MATERIAL SUPPLIED:

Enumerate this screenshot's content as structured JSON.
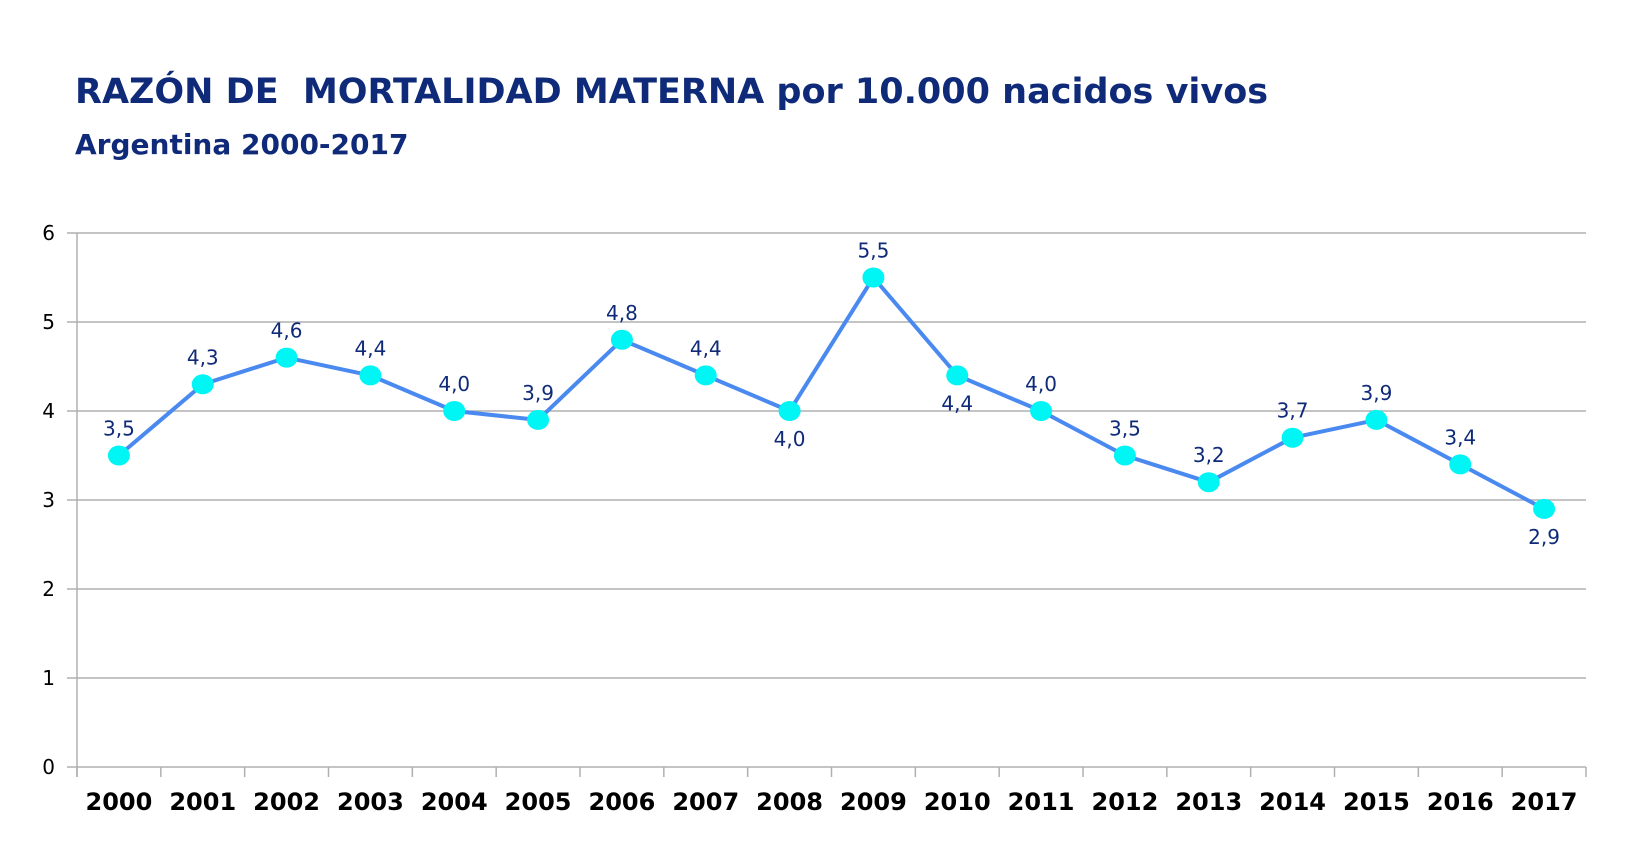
{
  "chart_data": {
    "type": "line",
    "title": "RAZÓN DE  MORTALIDAD MATERNA por 10.000 nacidos vivos",
    "subtitle": "Argentina 2000-2017",
    "categories": [
      "2000",
      "2001",
      "2002",
      "2003",
      "2004",
      "2005",
      "2006",
      "2007",
      "2008",
      "2009",
      "2010",
      "2011",
      "2012",
      "2013",
      "2014",
      "2015",
      "2016",
      "2017"
    ],
    "values": [
      3.5,
      4.3,
      4.6,
      4.4,
      4.0,
      3.9,
      4.8,
      4.4,
      4.0,
      5.5,
      4.4,
      4.0,
      3.5,
      3.2,
      3.7,
      3.9,
      3.4,
      2.9
    ],
    "data_labels": [
      "3,5",
      "4,3",
      "4,6",
      "4,4",
      "4,0",
      "3,9",
      "4,8",
      "4,4",
      "4,0",
      "5,5",
      "4,4",
      "4,0",
      "3,5",
      "3,2",
      "3,7",
      "3,9",
      "3,4",
      "2,9"
    ],
    "label_below": [
      false,
      false,
      false,
      false,
      false,
      false,
      false,
      false,
      true,
      false,
      true,
      false,
      false,
      false,
      false,
      false,
      false,
      true
    ],
    "yticks": [
      "0",
      "1",
      "2",
      "3",
      "4",
      "5",
      "6"
    ],
    "ylim": [
      0,
      6
    ],
    "grid": true,
    "legend": "none",
    "colors": {
      "line": "#4a8af0",
      "marker": "#00f5f5",
      "label": "#0f2a78",
      "grid": "#b0b0b0"
    }
  }
}
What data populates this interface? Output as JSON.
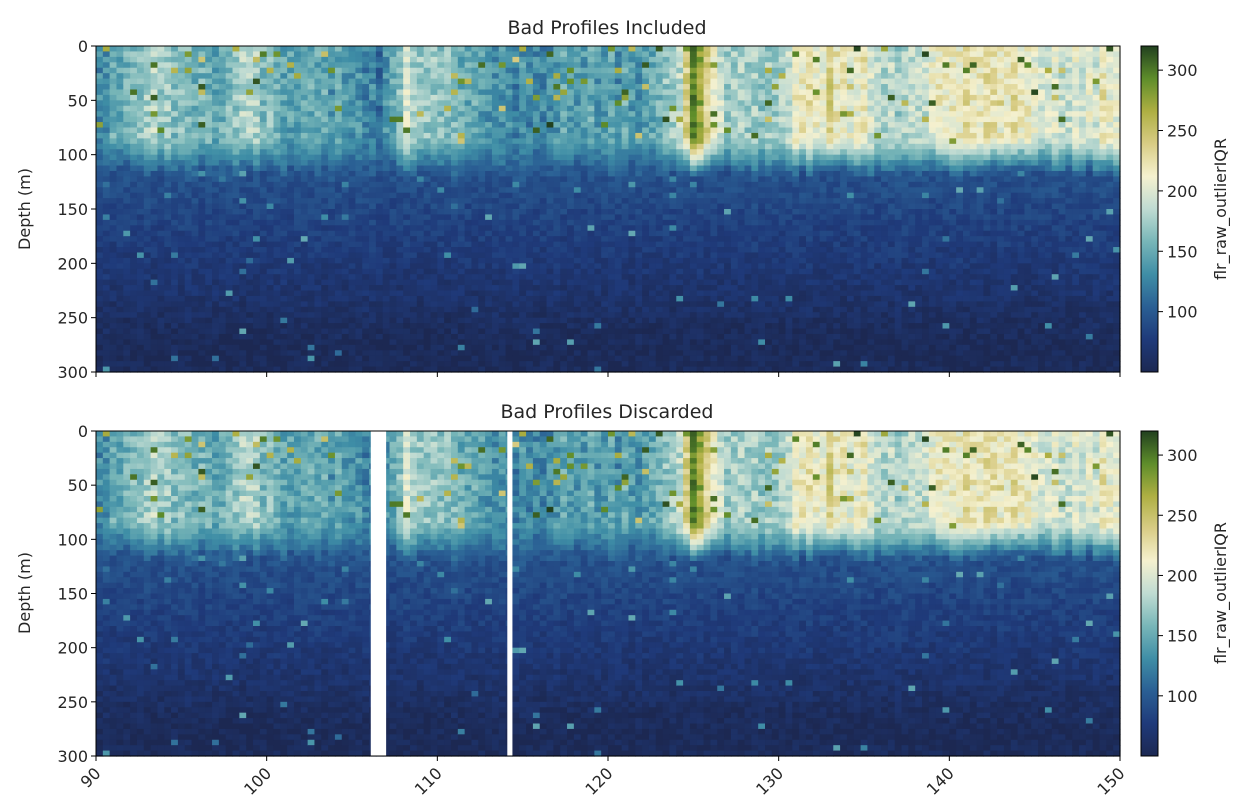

WHAT IS NEEDED:
Please write out all the data again word for word, but not the pictures.

FINAL ANSWER:
Enumerate this screenshot's content as structured JSON.
{
  "chart_data": {
    "type": "line",
    "title": "RAZÓN DE  MORTALIDAD MATERNA por 10.000 nacidos vivos",
    "subtitle": "Argentina 2000-2017",
    "categories": [
      "2000",
      "2001",
      "2002",
      "2003",
      "2004",
      "2005",
      "2006",
      "2007",
      "2008",
      "2009",
      "2010",
      "2011",
      "2012",
      "2013",
      "2014",
      "2015",
      "2016",
      "2017"
    ],
    "values": [
      3.5,
      4.3,
      4.6,
      4.4,
      4.0,
      3.9,
      4.8,
      4.4,
      4.0,
      5.5,
      4.4,
      4.0,
      3.5,
      3.2,
      3.7,
      3.9,
      3.4,
      2.9
    ],
    "data_labels": [
      "3,5",
      "4,3",
      "4,6",
      "4,4",
      "4,0",
      "3,9",
      "4,8",
      "4,4",
      "4,0",
      "5,5",
      "4,4",
      "4,0",
      "3,5",
      "3,2",
      "3,7",
      "3,9",
      "3,4",
      "2,9"
    ],
    "label_below": [
      false,
      false,
      false,
      false,
      false,
      false,
      false,
      false,
      true,
      false,
      true,
      false,
      false,
      false,
      false,
      false,
      false,
      true
    ],
    "yticks": [
      "0",
      "1",
      "2",
      "3",
      "4",
      "5",
      "6"
    ],
    "ylim": [
      0,
      6
    ],
    "grid": true,
    "legend": "none",
    "colors": {
      "line": "#4a8af0",
      "marker": "#00f5f5",
      "label": "#0f2a78",
      "grid": "#b0b0b0"
    }
  }
}
What data populates this interface? Output as JSON.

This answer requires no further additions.